» **TASK INSTRUCTIONS**
Transcribe all the records with complete accuracy.

» **PROVIDED MATERIAL**
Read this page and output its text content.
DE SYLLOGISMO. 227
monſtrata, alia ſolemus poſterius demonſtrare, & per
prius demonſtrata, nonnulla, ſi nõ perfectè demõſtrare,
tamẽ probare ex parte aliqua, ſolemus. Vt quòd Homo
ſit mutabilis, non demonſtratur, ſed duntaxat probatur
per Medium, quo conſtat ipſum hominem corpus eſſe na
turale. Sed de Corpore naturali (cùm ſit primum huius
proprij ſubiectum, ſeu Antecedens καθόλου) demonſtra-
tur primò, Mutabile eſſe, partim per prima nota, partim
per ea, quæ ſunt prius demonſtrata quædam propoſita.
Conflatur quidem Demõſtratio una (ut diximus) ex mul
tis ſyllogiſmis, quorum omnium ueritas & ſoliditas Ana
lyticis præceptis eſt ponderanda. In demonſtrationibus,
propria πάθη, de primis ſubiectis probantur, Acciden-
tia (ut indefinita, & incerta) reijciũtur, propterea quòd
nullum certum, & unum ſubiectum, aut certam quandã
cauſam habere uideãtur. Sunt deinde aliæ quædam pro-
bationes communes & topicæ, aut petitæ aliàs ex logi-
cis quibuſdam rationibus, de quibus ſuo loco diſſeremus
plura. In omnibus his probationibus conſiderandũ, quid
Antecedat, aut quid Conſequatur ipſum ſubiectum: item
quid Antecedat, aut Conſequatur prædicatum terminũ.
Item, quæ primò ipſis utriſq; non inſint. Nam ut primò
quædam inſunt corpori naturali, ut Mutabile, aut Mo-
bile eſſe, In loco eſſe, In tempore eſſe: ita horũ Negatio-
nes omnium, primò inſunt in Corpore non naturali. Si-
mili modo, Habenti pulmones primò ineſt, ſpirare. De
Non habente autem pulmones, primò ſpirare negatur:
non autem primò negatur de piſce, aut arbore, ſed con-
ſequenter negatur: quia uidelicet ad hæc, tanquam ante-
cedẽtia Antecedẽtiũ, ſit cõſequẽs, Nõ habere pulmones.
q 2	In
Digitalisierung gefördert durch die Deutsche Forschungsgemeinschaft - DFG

» **TASK OUTPUT**
Read this page and output its text content.
DE SYLLOGISMO. 227
monſtrata, alia ſolemus poſterius demonſtrare, & per
prius demonſtrata, nonnulla, ſi nõ perfectè demõſtrare,
tamẽ probare ex parte aliqua, ſolemus. Vt quòd Homo
ſit mutabilis, non demonſtratur, ſed duntaxat probatur
per Medium, quo conſtat ipſum hominem corpus eſſe na
turale. Sed de Corpore naturali (cùm ſit primum huius
proprij ſubiectum, ſeu Antecedens καθόλου) demonſtra-
tur primò, Mutabile eſſe, partim per prima nota, partim
per ea, quæ ſunt prius demonſtrata quædam propoſita.
Conflatur quidem Demõſtratio una (ut diximus) ex mul
tis ſyllogiſmis, quorum omnium ueritas & ſoliditas Ana
lyticis præceptis eſt ponderanda. In demonſtrationibus,
propria πάθη, de primis ſubiectis probantur, Acciden-
tia (ut indefinita, & incerta) reijciũtur, propterea quòd
nullum certum, & unum ſubiectum, aut certam quandã
cauſam habere uideãtur. Sunt deinde aliæ quædam pro-
bationes communes & topicæ, aut petitæ aliàs ex logi-
cis quibuſdam rationibus, de quibus ſuo loco diſſeremus
plura. In omnibus his probationibus conſiderandũ, quid
Antecedat, aut quid Conſequatur ipſum ſubiectum: item
quid Antecedat, aut Conſequatur prædicatum terminũ.
Item, quæ primò ipſis utriſq; non inſint. Nam ut primò
quædam inſunt corpori naturali, ut Mutabile, aut Mo-
bile eſſe, In loco eſſe, In tempore eſſe: ita horũ Negatio-
nes omnium, primò inſunt in Corpore non naturali. Si-
mili modo, Habenti pulmones primò ineſt, ſpirare. De
Non habente autem pulmones, primò ſpirare negatur:
non autem primò negatur de piſce, aut arbore, ſed con-
ſequenter negatur: quia uidelicet ad hæc, tanquam ante-
cedẽtia Antecedẽtiũ, ſit cõſequẽs, Nõ habere pulmones.
q 2	In
Digitalisierung gefördert durch die Deutsche Forschungsgemeinschaft - DFG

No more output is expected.